> Task goal:
Output the data below in full, character for character.
•••••
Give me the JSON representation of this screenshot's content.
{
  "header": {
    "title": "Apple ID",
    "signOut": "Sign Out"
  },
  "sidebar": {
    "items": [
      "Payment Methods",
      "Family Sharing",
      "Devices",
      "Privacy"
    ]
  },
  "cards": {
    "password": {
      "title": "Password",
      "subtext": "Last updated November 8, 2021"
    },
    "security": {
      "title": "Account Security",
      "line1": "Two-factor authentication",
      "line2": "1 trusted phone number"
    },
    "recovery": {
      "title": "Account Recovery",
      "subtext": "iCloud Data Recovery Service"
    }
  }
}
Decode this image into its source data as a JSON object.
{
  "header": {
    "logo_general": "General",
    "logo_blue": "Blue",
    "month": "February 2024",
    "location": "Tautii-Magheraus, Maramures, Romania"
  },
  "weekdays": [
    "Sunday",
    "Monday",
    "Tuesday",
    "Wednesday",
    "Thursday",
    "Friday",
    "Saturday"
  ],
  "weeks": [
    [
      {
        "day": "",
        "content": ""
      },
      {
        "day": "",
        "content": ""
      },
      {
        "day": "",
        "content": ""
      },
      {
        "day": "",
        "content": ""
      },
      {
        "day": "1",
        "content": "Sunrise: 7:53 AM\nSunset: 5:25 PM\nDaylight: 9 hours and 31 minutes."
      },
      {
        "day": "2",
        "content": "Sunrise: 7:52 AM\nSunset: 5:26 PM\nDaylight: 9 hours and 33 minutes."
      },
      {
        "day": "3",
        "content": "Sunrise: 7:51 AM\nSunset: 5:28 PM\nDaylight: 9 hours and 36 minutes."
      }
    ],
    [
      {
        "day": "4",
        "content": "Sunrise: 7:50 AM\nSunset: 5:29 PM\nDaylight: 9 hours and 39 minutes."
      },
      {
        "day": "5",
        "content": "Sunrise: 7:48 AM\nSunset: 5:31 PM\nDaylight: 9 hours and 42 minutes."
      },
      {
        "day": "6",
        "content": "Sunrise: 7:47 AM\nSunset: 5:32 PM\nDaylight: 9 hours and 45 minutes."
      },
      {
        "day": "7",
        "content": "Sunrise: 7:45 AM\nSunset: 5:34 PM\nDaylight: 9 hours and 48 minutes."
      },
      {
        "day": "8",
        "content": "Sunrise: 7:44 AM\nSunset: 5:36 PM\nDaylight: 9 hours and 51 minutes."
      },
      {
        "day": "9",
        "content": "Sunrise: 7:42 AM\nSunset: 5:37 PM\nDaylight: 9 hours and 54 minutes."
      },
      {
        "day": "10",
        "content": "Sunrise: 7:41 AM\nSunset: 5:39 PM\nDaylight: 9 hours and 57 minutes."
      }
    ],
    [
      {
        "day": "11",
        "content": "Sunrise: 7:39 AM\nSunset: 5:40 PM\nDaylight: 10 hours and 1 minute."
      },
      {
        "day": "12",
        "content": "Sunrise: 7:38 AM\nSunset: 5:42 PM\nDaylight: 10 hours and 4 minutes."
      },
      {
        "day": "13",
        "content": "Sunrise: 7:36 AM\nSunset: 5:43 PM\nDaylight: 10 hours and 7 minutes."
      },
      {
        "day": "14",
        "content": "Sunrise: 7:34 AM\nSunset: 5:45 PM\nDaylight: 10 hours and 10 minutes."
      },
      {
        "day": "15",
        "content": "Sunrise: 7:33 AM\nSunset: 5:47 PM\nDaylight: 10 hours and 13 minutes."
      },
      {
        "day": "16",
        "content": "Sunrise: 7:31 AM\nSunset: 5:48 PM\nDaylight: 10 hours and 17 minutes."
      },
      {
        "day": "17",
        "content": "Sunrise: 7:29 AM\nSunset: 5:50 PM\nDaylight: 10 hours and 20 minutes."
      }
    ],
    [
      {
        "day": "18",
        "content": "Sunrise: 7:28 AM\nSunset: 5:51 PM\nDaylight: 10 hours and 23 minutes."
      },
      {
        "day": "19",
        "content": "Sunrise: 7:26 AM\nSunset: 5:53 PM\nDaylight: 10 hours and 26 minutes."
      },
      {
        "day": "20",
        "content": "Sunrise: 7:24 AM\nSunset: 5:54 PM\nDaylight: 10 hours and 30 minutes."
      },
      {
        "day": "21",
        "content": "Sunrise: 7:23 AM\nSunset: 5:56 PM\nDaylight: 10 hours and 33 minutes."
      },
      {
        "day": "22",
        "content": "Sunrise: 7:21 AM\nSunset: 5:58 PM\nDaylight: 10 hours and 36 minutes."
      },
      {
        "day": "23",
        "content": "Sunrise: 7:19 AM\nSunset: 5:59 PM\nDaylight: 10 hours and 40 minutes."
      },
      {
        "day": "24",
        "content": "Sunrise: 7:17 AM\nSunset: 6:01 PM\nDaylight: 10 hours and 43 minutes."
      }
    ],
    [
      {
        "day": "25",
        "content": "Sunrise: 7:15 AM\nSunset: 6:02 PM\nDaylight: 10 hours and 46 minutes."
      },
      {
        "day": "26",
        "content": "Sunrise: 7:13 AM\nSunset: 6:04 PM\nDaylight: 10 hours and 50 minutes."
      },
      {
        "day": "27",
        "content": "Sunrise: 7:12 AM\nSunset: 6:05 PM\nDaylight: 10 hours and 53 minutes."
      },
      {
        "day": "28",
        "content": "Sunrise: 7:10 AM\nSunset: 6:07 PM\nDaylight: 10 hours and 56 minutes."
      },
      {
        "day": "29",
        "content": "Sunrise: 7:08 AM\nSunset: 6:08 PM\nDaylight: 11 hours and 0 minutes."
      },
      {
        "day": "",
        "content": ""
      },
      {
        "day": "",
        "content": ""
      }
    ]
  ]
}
•••••
> Written solution:
Give me the JSON representation of this screenshot's content.
{
  "header": {
    "title": "Apple ID",
    "signOut": "Sign Out"
  },
  "sidebar": {
    "items": [
      "Payment Methods",
      "Family Sharing",
      "Devices",
      "Privacy"
    ]
  },
  "cards": {
    "password": {
      "title": "Password",
      "subtext": "Last updated November 8, 2021"
    },
    "security": {
      "title": "Account Security",
      "line1": "Two-factor authentication",
      "line2": "1 trusted phone number"
    },
    "recovery": {
      "title": "Account Recovery",
      "subtext": "iCloud Data Recovery Service"
    }
  }
}
Decode this image into its source data as a JSON object.
{
  "header": {
    "logo_general": "General",
    "logo_blue": "Blue",
    "month": "February 2024",
    "location": "Tautii-Magheraus, Maramures, Romania"
  },
  "weekdays": [
    "Sunday",
    "Monday",
    "Tuesday",
    "Wednesday",
    "Thursday",
    "Friday",
    "Saturday"
  ],
  "weeks": [
    [
      {
        "day": "",
        "content": ""
      },
      {
        "day": "",
        "content": ""
      },
      {
        "day": "",
        "content": ""
      },
      {
        "day": "",
        "content": ""
      },
      {
        "day": "1",
        "content": "Sunrise: 7:53 AM\nSunset: 5:25 PM\nDaylight: 9 hours and 31 minutes."
      },
      {
        "day": "2",
        "content": "Sunrise: 7:52 AM\nSunset: 5:26 PM\nDaylight: 9 hours and 33 minutes."
      },
      {
        "day": "3",
        "content": "Sunrise: 7:51 AM\nSunset: 5:28 PM\nDaylight: 9 hours and 36 minutes."
      }
    ],
    [
      {
        "day": "4",
        "content": "Sunrise: 7:50 AM\nSunset: 5:29 PM\nDaylight: 9 hours and 39 minutes."
      },
      {
        "day": "5",
        "content": "Sunrise: 7:48 AM\nSunset: 5:31 PM\nDaylight: 9 hours and 42 minutes."
      },
      {
        "day": "6",
        "content": "Sunrise: 7:47 AM\nSunset: 5:32 PM\nDaylight: 9 hours and 45 minutes."
      },
      {
        "day": "7",
        "content": "Sunrise: 7:45 AM\nSunset: 5:34 PM\nDaylight: 9 hours and 48 minutes."
      },
      {
        "day": "8",
        "content": "Sunrise: 7:44 AM\nSunset: 5:36 PM\nDaylight: 9 hours and 51 minutes."
      },
      {
        "day": "9",
        "content": "Sunrise: 7:42 AM\nSunset: 5:37 PM\nDaylight: 9 hours and 54 minutes."
      },
      {
        "day": "10",
        "content": "Sunrise: 7:41 AM\nSunset: 5:39 PM\nDaylight: 9 hours and 57 minutes."
      }
    ],
    [
      {
        "day": "11",
        "content": "Sunrise: 7:39 AM\nSunset: 5:40 PM\nDaylight: 10 hours and 1 minute."
      },
      {
        "day": "12",
        "content": "Sunrise: 7:38 AM\nSunset: 5:42 PM\nDaylight: 10 hours and 4 minutes."
      },
      {
        "day": "13",
        "content": "Sunrise: 7:36 AM\nSunset: 5:43 PM\nDaylight: 10 hours and 7 minutes."
      },
      {
        "day": "14",
        "content": "Sunrise: 7:34 AM\nSunset: 5:45 PM\nDaylight: 10 hours and 10 minutes."
      },
      {
        "day": "15",
        "content": "Sunrise: 7:33 AM\nSunset: 5:47 PM\nDaylight: 10 hours and 13 minutes."
      },
      {
        "day": "16",
        "content": "Sunrise: 7:31 AM\nSunset: 5:48 PM\nDaylight: 10 hours and 17 minutes."
      },
      {
        "day": "17",
        "content": "Sunrise: 7:29 AM\nSunset: 5:50 PM\nDaylight: 10 hours and 20 minutes."
      }
    ],
    [
      {
        "day": "18",
        "content": "Sunrise: 7:28 AM\nSunset: 5:51 PM\nDaylight: 10 hours and 23 minutes."
      },
      {
        "day": "19",
        "content": "Sunrise: 7:26 AM\nSunset: 5:53 PM\nDaylight: 10 hours and 26 minutes."
      },
      {
        "day": "20",
        "content": "Sunrise: 7:24 AM\nSunset: 5:54 PM\nDaylight: 10 hours and 30 minutes."
      },
      {
        "day": "21",
        "content": "Sunrise: 7:23 AM\nSunset: 5:56 PM\nDaylight: 10 hours and 33 minutes."
      },
      {
        "day": "22",
        "content": "Sunrise: 7:21 AM\nSunset: 5:58 PM\nDaylight: 10 hours and 36 minutes."
      },
      {
        "day": "23",
        "content": "Sunrise: 7:19 AM\nSunset: 5:59 PM\nDaylight: 10 hours and 40 minutes."
      },
      {
        "day": "24",
        "content": "Sunrise: 7:17 AM\nSunset: 6:01 PM\nDaylight: 10 hours and 43 minutes."
      }
    ],
    [
      {
        "day": "25",
        "content": "Sunrise: 7:15 AM\nSunset: 6:02 PM\nDaylight: 10 hours and 46 minutes."
      },
      {
        "day": "26",
        "content": "Sunrise: 7:13 AM\nSunset: 6:04 PM\nDaylight: 10 hours and 50 minutes."
      },
      {
        "day": "27",
        "content": "Sunrise: 7:12 AM\nSunset: 6:05 PM\nDaylight: 10 hours and 53 minutes."
      },
      {
        "day": "28",
        "content": "Sunrise: 7:10 AM\nSunset: 6:07 PM\nDaylight: 10 hours and 56 minutes."
      },
      {
        "day": "29",
        "content": "Sunrise: 7:08 AM\nSunset: 6:08 PM\nDaylight: 11 hours and 0 minutes."
      },
      {
        "day": "",
        "content": ""
      },
      {
        "day": "",
        "content": ""
      }
    ]
  ]
}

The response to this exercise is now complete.